== Extracted information

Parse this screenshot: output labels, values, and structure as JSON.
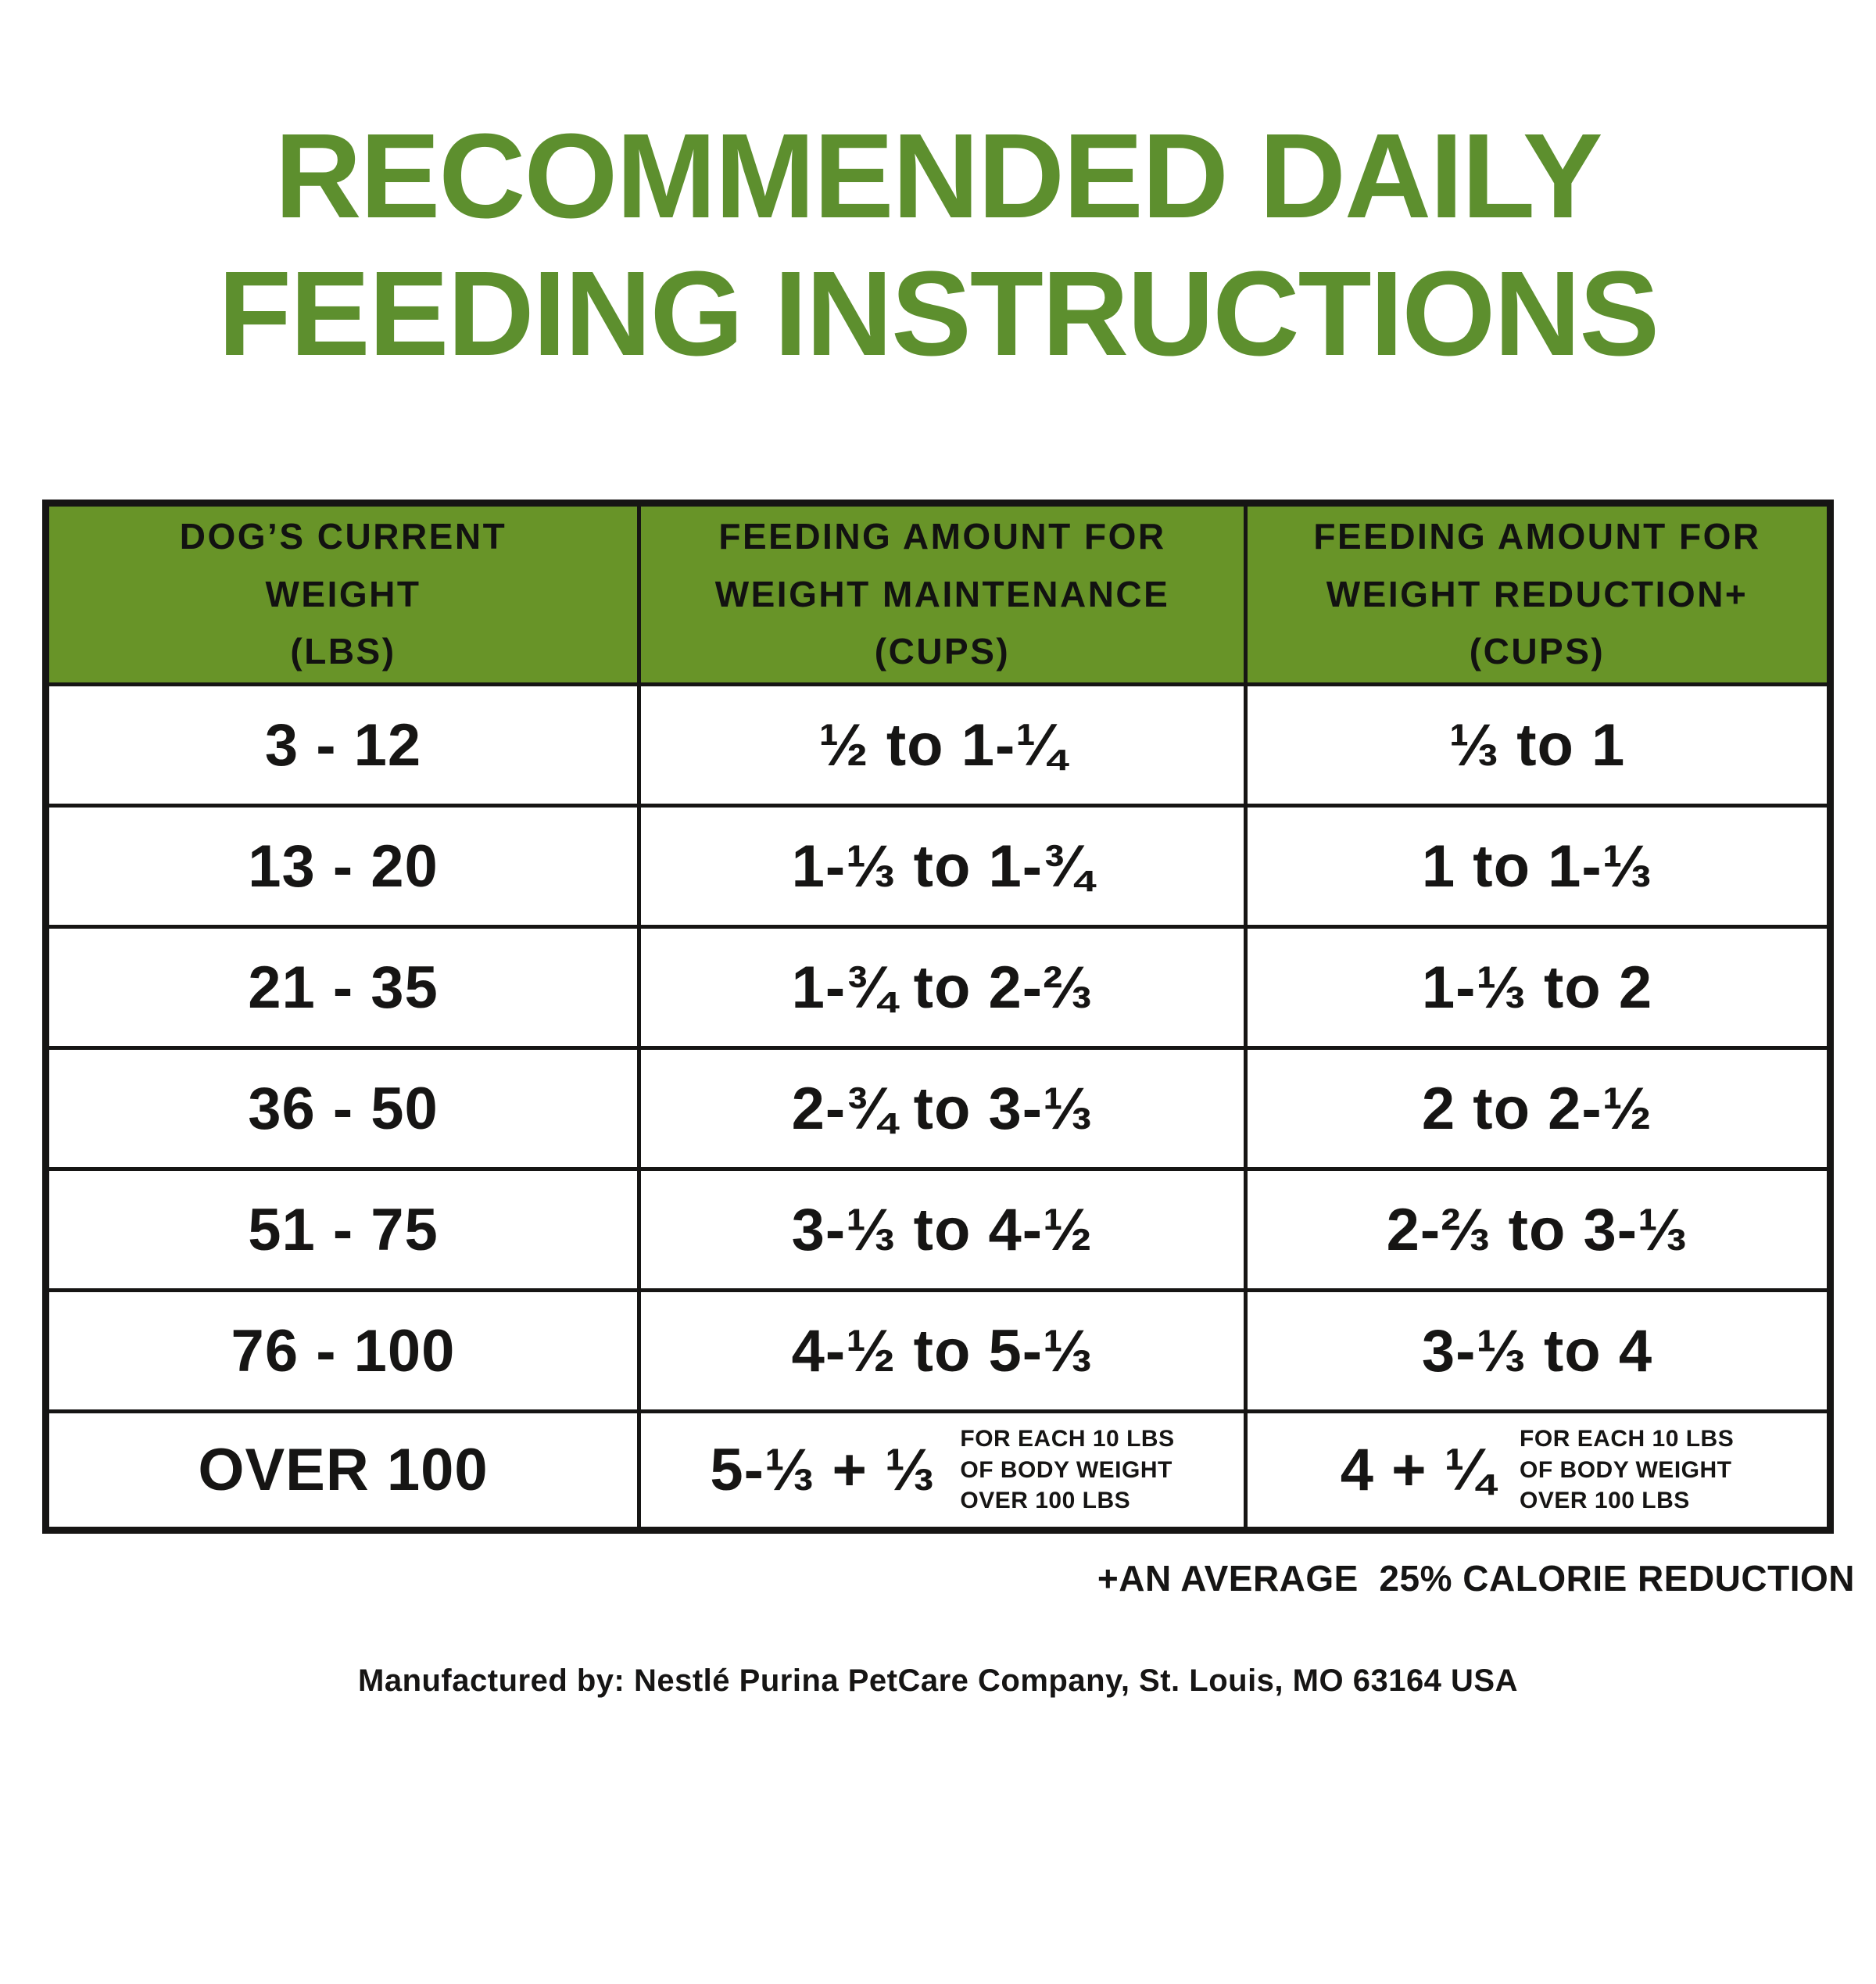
{
  "colors": {
    "title_green": "#5d8f2e",
    "header_green": "#689428",
    "ink": "#161514"
  },
  "title": {
    "line1": "RECOMMENDED DAILY",
    "line2": "FEEDING INSTRUCTIONS"
  },
  "table": {
    "headers": [
      {
        "lines": [
          "DOG’S CURRENT",
          "WEIGHT",
          "(LBS)"
        ]
      },
      {
        "lines": [
          "FEEDING AMOUNT FOR",
          "WEIGHT MAINTENANCE",
          "(CUPS)"
        ]
      },
      {
        "lines": [
          "FEEDING AMOUNT FOR",
          "WEIGHT REDUCTION+",
          "(CUPS)"
        ]
      }
    ],
    "rows": [
      {
        "weight": "3 - 12",
        "maintenance": "½ to 1-¼",
        "reduction": "⅓ to 1"
      },
      {
        "weight": "13 - 20",
        "maintenance": "1-⅓ to 1-¾",
        "reduction": "1 to 1-⅓"
      },
      {
        "weight": "21 - 35",
        "maintenance": "1-¾ to 2-⅔",
        "reduction": "1-⅓ to 2"
      },
      {
        "weight": "36 - 50",
        "maintenance": "2-¾ to 3-⅓",
        "reduction": "2 to 2-½"
      },
      {
        "weight": "51 - 75",
        "maintenance": "3-⅓ to 4-½",
        "reduction": "2-⅔ to 3-⅓"
      },
      {
        "weight": "76 - 100",
        "maintenance": "4-½ to 5-⅓",
        "reduction": "3-⅓ to 4"
      }
    ],
    "last_row": {
      "weight": "OVER 100",
      "maintenance_value": "5-⅓ + ⅓",
      "maintenance_note_lines": [
        "FOR EACH 10 LBS",
        "OF BODY WEIGHT",
        "OVER 100 LBS"
      ],
      "reduction_value": "4 + ¼",
      "reduction_note_lines": [
        "FOR EACH 10 LBS",
        "OF BODY WEIGHT",
        "OVER 100 LBS"
      ]
    }
  },
  "footnote": "+AN AVERAGE  25% CALORIE REDUCTION",
  "manufacturer": "Manufactured by: Nestlé Purina PetCare Company, St. Louis, MO 63164 USA"
}
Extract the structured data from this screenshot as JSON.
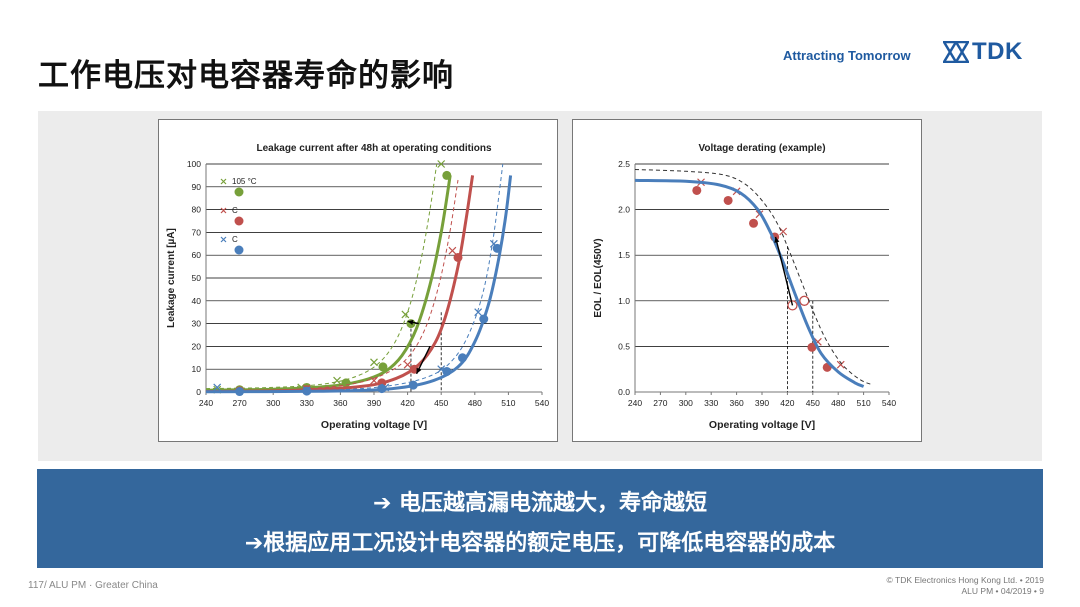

====

# Short exercise
The answer is a single number, the count of lines in the records that contain the string "JSON".

# Exercise response
2